THE PROBLEM: Give the material once more, word for word, without any images.

(Source data)
▬▬▬▬▬▬▬▬▬▬
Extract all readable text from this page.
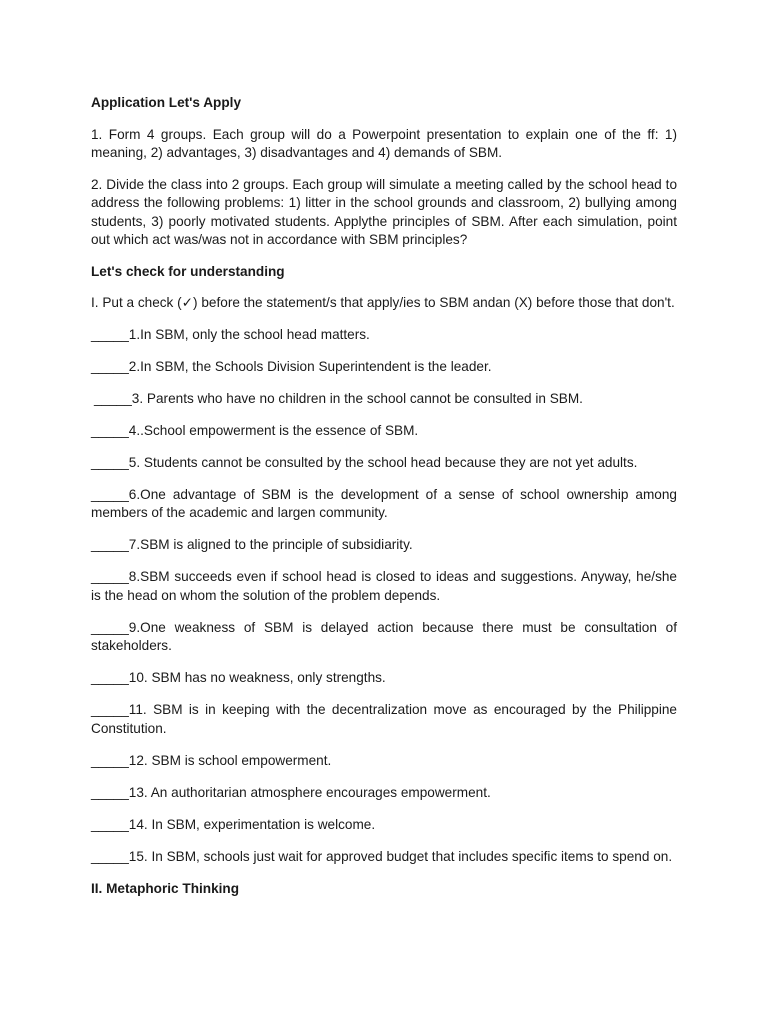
Application Let's Apply

1. Form 4 groups. Each group will do a Powerpoint presentation to explain one of the ff: 1) meaning, 2) advantages, 3) disadvantages and 4) demands of SBM.

2. Divide the class into 2 groups. Each group will simulate a meeting called by the school head to address the following problems: 1) litter in the school grounds and classroom, 2) bullying among students, 3) poorly motivated students. Applythe principles of SBM. After each simulation, point out which act was/was not in accordance with SBM principles?

Let's check for understanding

I. Put a check (✓) before the statement/s that apply/ies to SBM andan (X) before those that don't.

_____1.In SBM, only the school head matters.

_____2.In SBM, the Schools Division Superintendent is the leader.

_____3. Parents who have no children in the school cannot be consulted in SBM.

_____4..School empowerment is the essence of SBM.

_____5. Students cannot be consulted by the school head because they are not yet adults.

_____6.One advantage of SBM is the development of a sense of school ownership among members of the academic and largen community.

_____7.SBM is aligned to the principle of subsidiarity.

_____8.SBM succeeds even if school head is closed to ideas and suggestions. Anyway, he/she is the head on whom the solution of the problem depends.

_____9.One weakness of SBM is delayed action because there must be consultation of stakeholders.

_____10. SBM has no weakness, only strengths.

_____11. SBM is in keeping with the decentralization move as encouraged by the Philippine Constitution.

_____12. SBM is school empowerment.

_____13. An authoritarian atmosphere encourages empowerment.

_____14. In SBM, experimentation is welcome.

_____15. In SBM, schools just wait for approved budget that includes specific items to spend on.

II. Metaphoric Thinking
▬▬▬▬▬▬▬▬▬▬
THE RESULT:
Extract all readable text from this page.
Application Let's Apply

1. Form 4 groups. Each group will do a Powerpoint presentation to explain one of the ff: 1) meaning, 2) advantages, 3) disadvantages and 4) demands of SBM.

2. Divide the class into 2 groups. Each group will simulate a meeting called by the school head to address the following problems: 1) litter in the school grounds and classroom, 2) bullying among students, 3) poorly motivated students. Applythe principles of SBM. After each simulation, point out which act was/was not in accordance with SBM principles?

Let's check for understanding

I. Put a check (✓) before the statement/s that apply/ies to SBM andan (X) before those that don't.

_____1.In SBM, only the school head matters.

_____2.In SBM, the Schools Division Superintendent is the leader.

_____3. Parents who have no children in the school cannot be consulted in SBM.

_____4..School empowerment is the essence of SBM.

_____5. Students cannot be consulted by the school head because they are not yet adults.

_____6.One advantage of SBM is the development of a sense of school ownership among members of the academic and largen community.

_____7.SBM is aligned to the principle of subsidiarity.

_____8.SBM succeeds even if school head is closed to ideas and suggestions. Anyway, he/she is the head on whom the solution of the problem depends.

_____9.One weakness of SBM is delayed action because there must be consultation of stakeholders.

_____10. SBM has no weakness, only strengths.

_____11. SBM is in keeping with the decentralization move as encouraged by the Philippine Constitution.

_____12. SBM is school empowerment.

_____13. An authoritarian atmosphere encourages empowerment.

_____14. In SBM, experimentation is welcome.

_____15. In SBM, schools just wait for approved budget that includes specific items to spend on.

II. Metaphoric Thinking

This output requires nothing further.